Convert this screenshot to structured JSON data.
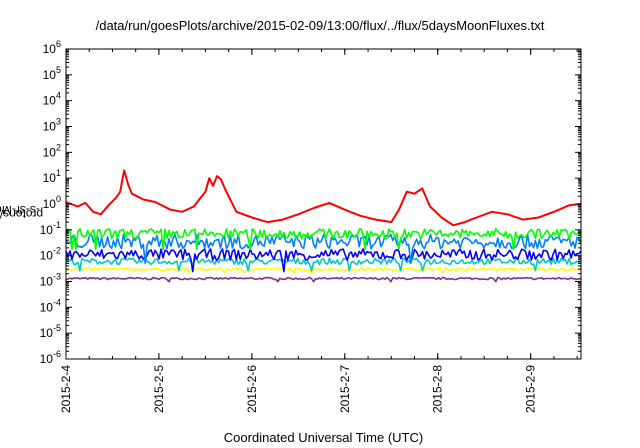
{
  "chart_data": {
    "type": "line",
    "title": "/data/run/goesPlots/archive/2015-02-09/13:00/flux/../flux/5daysMoonFluxes.txt",
    "xlabel": "Coordinated Universal Time (UTC)",
    "ylabel": {
      "prefix": "protons/cm",
      "sup": "2",
      "suffix": "-s-sr-MeV"
    },
    "y_scale": "log",
    "ylim": [
      1e-06,
      1000000.0
    ],
    "y_ticks": [
      {
        "value": 1e-06,
        "base": "10",
        "exp": "-6"
      },
      {
        "value": 1e-05,
        "base": "10",
        "exp": "-5"
      },
      {
        "value": 0.0001,
        "base": "10",
        "exp": "-4"
      },
      {
        "value": 0.001,
        "base": "10",
        "exp": "-3"
      },
      {
        "value": 0.01,
        "base": "10",
        "exp": "-2"
      },
      {
        "value": 0.1,
        "base": "10",
        "exp": "-1"
      },
      {
        "value": 1,
        "base": "10",
        "exp": "0"
      },
      {
        "value": 10.0,
        "base": "10",
        "exp": "1"
      },
      {
        "value": 100.0,
        "base": "10",
        "exp": "2"
      },
      {
        "value": 1000.0,
        "base": "10",
        "exp": "3"
      },
      {
        "value": 10000.0,
        "base": "10",
        "exp": "4"
      },
      {
        "value": 100000.0,
        "base": "10",
        "exp": "5"
      },
      {
        "value": 1000000.0,
        "base": "10",
        "exp": "6"
      }
    ],
    "xlim": [
      "2015-02-04 00:00",
      "2015-02-09 13:00"
    ],
    "x_ticks": [
      {
        "date": "2015-02-04",
        "label": "2015-2-4"
      },
      {
        "date": "2015-02-05",
        "label": "2015-2-5"
      },
      {
        "date": "2015-02-06",
        "label": "2015-2-6"
      },
      {
        "date": "2015-02-07",
        "label": "2015-2-7"
      },
      {
        "date": "2015-02-08",
        "label": "2015-2-8"
      },
      {
        "date": "2015-02-09",
        "label": "2015-2-9"
      }
    ],
    "grid": false,
    "legend": "none",
    "series": [
      {
        "color": "#ff0000",
        "x": [
          "2015-02-04 00:00",
          "2015-02-04 03:00",
          "2015-02-04 05:00",
          "2015-02-04 07:00",
          "2015-02-04 09:00",
          "2015-02-04 11:00",
          "2015-02-04 13:00",
          "2015-02-04 14:00",
          "2015-02-04 15:00",
          "2015-02-04 16:00",
          "2015-02-04 17:00",
          "2015-02-04 20:00",
          "2015-02-04 23:00",
          "2015-02-05 03:00",
          "2015-02-05 06:00",
          "2015-02-05 09:00",
          "2015-02-05 12:00",
          "2015-02-05 13:00",
          "2015-02-05 14:00",
          "2015-02-05 15:00",
          "2015-02-05 16:00",
          "2015-02-05 17:00",
          "2015-02-05 18:00",
          "2015-02-05 20:00",
          "2015-02-06 00:00",
          "2015-02-06 04:00",
          "2015-02-06 08:00",
          "2015-02-06 12:00",
          "2015-02-06 16:00",
          "2015-02-06 20:00",
          "2015-02-07 00:00",
          "2015-02-07 04:00",
          "2015-02-07 08:00",
          "2015-02-07 12:00",
          "2015-02-07 14:00",
          "2015-02-07 16:00",
          "2015-02-07 18:00",
          "2015-02-07 20:00",
          "2015-02-07 22:00",
          "2015-02-08 01:00",
          "2015-02-08 04:00",
          "2015-02-08 07:00",
          "2015-02-08 10:00",
          "2015-02-08 14:00",
          "2015-02-08 18:00",
          "2015-02-08 22:00",
          "2015-02-09 02:00",
          "2015-02-09 06:00",
          "2015-02-09 10:00",
          "2015-02-09 13:00"
        ],
        "y": [
          1.2,
          0.8,
          1.1,
          0.5,
          0.4,
          0.9,
          1.8,
          3,
          20,
          6,
          2.5,
          1.5,
          1.2,
          0.6,
          0.5,
          0.8,
          3,
          10,
          5,
          12,
          9,
          4,
          2,
          0.5,
          0.3,
          0.2,
          0.25,
          0.4,
          0.7,
          1.1,
          0.6,
          0.35,
          0.25,
          0.2,
          0.6,
          3,
          2.5,
          4,
          0.8,
          0.3,
          0.15,
          0.2,
          0.3,
          0.5,
          0.4,
          0.25,
          0.3,
          0.5,
          0.9,
          1
        ]
      },
      {
        "color": "#00ff00",
        "x": [
          "2015-02-04 00:00",
          "2015-02-09 13:00"
        ],
        "y": [
          0.07,
          0.07
        ],
        "noise": 0.2
      },
      {
        "color": "#0080ff",
        "x": [
          "2015-02-04 00:00",
          "2015-02-09 13:00"
        ],
        "y": [
          0.035,
          0.035
        ],
        "noise": 0.28
      },
      {
        "color": "#0000ff",
        "x": [
          "2015-02-04 00:00",
          "2015-02-09 13:00"
        ],
        "y": [
          0.011,
          0.011
        ],
        "noise": 0.22
      },
      {
        "color": "#00c8c8",
        "x": [
          "2015-02-04 00:00",
          "2015-02-09 13:00"
        ],
        "y": [
          0.006,
          0.006
        ],
        "noise": 0.12
      },
      {
        "color": "#ffff00",
        "x": [
          "2015-02-04 00:00",
          "2015-02-09 13:00"
        ],
        "y": [
          0.003,
          0.003
        ],
        "noise": 0.05
      },
      {
        "color": "#8b2c8b",
        "x": [
          "2015-02-04 00:00",
          "2015-02-09 13:00"
        ],
        "y": [
          0.0013,
          0.0013
        ],
        "noise": 0.04
      }
    ]
  }
}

□ □ □ □ □ □ □

Exclude the pictures. Write out the remaining data exactly.

Convert this screenshot to structured JSON data.
{
  "chart_data": {
    "type": "line",
    "title": "/data/run/goesPlots/archive/2015-02-09/13:00/flux/../flux/5daysMoonFluxes.txt",
    "xlabel": "Coordinated Universal Time (UTC)",
    "ylabel": {
      "prefix": "protons/cm",
      "sup": "2",
      "suffix": "-s-sr-MeV"
    },
    "y_scale": "log",
    "ylim": [
      1e-06,
      1000000.0
    ],
    "y_ticks": [
      {
        "value": 1e-06,
        "base": "10",
        "exp": "-6"
      },
      {
        "value": 1e-05,
        "base": "10",
        "exp": "-5"
      },
      {
        "value": 0.0001,
        "base": "10",
        "exp": "-4"
      },
      {
        "value": 0.001,
        "base": "10",
        "exp": "-3"
      },
      {
        "value": 0.01,
        "base": "10",
        "exp": "-2"
      },
      {
        "value": 0.1,
        "base": "10",
        "exp": "-1"
      },
      {
        "value": 1,
        "base": "10",
        "exp": "0"
      },
      {
        "value": 10.0,
        "base": "10",
        "exp": "1"
      },
      {
        "value": 100.0,
        "base": "10",
        "exp": "2"
      },
      {
        "value": 1000.0,
        "base": "10",
        "exp": "3"
      },
      {
        "value": 10000.0,
        "base": "10",
        "exp": "4"
      },
      {
        "value": 100000.0,
        "base": "10",
        "exp": "5"
      },
      {
        "value": 1000000.0,
        "base": "10",
        "exp": "6"
      }
    ],
    "xlim": [
      "2015-02-04 00:00",
      "2015-02-09 13:00"
    ],
    "x_ticks": [
      {
        "date": "2015-02-04",
        "label": "2015-2-4"
      },
      {
        "date": "2015-02-05",
        "label": "2015-2-5"
      },
      {
        "date": "2015-02-06",
        "label": "2015-2-6"
      },
      {
        "date": "2015-02-07",
        "label": "2015-2-7"
      },
      {
        "date": "2015-02-08",
        "label": "2015-2-8"
      },
      {
        "date": "2015-02-09",
        "label": "2015-2-9"
      }
    ],
    "grid": false,
    "legend": "none",
    "series": [
      {
        "color": "#ff0000",
        "x": [
          "2015-02-04 00:00",
          "2015-02-04 03:00",
          "2015-02-04 05:00",
          "2015-02-04 07:00",
          "2015-02-04 09:00",
          "2015-02-04 11:00",
          "2015-02-04 13:00",
          "2015-02-04 14:00",
          "2015-02-04 15:00",
          "2015-02-04 16:00",
          "2015-02-04 17:00",
          "2015-02-04 20:00",
          "2015-02-04 23:00",
          "2015-02-05 03:00",
          "2015-02-05 06:00",
          "2015-02-05 09:00",
          "2015-02-05 12:00",
          "2015-02-05 13:00",
          "2015-02-05 14:00",
          "2015-02-05 15:00",
          "2015-02-05 16:00",
          "2015-02-05 17:00",
          "2015-02-05 18:00",
          "2015-02-05 20:00",
          "2015-02-06 00:00",
          "2015-02-06 04:00",
          "2015-02-06 08:00",
          "2015-02-06 12:00",
          "2015-02-06 16:00",
          "2015-02-06 20:00",
          "2015-02-07 00:00",
          "2015-02-07 04:00",
          "2015-02-07 08:00",
          "2015-02-07 12:00",
          "2015-02-07 14:00",
          "2015-02-07 16:00",
          "2015-02-07 18:00",
          "2015-02-07 20:00",
          "2015-02-07 22:00",
          "2015-02-08 01:00",
          "2015-02-08 04:00",
          "2015-02-08 07:00",
          "2015-02-08 10:00",
          "2015-02-08 14:00",
          "2015-02-08 18:00",
          "2015-02-08 22:00",
          "2015-02-09 02:00",
          "2015-02-09 06:00",
          "2015-02-09 10:00",
          "2015-02-09 13:00"
        ],
        "y": [
          1.2,
          0.8,
          1.1,
          0.5,
          0.4,
          0.9,
          1.8,
          3,
          20,
          6,
          2.5,
          1.5,
          1.2,
          0.6,
          0.5,
          0.8,
          3,
          10,
          5,
          12,
          9,
          4,
          2,
          0.5,
          0.3,
          0.2,
          0.25,
          0.4,
          0.7,
          1.1,
          0.6,
          0.35,
          0.25,
          0.2,
          0.6,
          3,
          2.5,
          4,
          0.8,
          0.3,
          0.15,
          0.2,
          0.3,
          0.5,
          0.4,
          0.25,
          0.3,
          0.5,
          0.9,
          1
        ]
      },
      {
        "color": "#00ff00",
        "x": [
          "2015-02-04 00:00",
          "2015-02-09 13:00"
        ],
        "y": [
          0.07,
          0.07
        ],
        "noise": 0.2
      },
      {
        "color": "#0080ff",
        "x": [
          "2015-02-04 00:00",
          "2015-02-09 13:00"
        ],
        "y": [
          0.035,
          0.035
        ],
        "noise": 0.28
      },
      {
        "color": "#0000ff",
        "x": [
          "2015-02-04 00:00",
          "2015-02-09 13:00"
        ],
        "y": [
          0.011,
          0.011
        ],
        "noise": 0.22
      },
      {
        "color": "#00c8c8",
        "x": [
          "2015-02-04 00:00",
          "2015-02-09 13:00"
        ],
        "y": [
          0.006,
          0.006
        ],
        "noise": 0.12
      },
      {
        "color": "#ffff00",
        "x": [
          "2015-02-04 00:00",
          "2015-02-09 13:00"
        ],
        "y": [
          0.003,
          0.003
        ],
        "noise": 0.05
      },
      {
        "color": "#8b2c8b",
        "x": [
          "2015-02-04 00:00",
          "2015-02-09 13:00"
        ],
        "y": [
          0.0013,
          0.0013
        ],
        "noise": 0.04
      }
    ]
  }
}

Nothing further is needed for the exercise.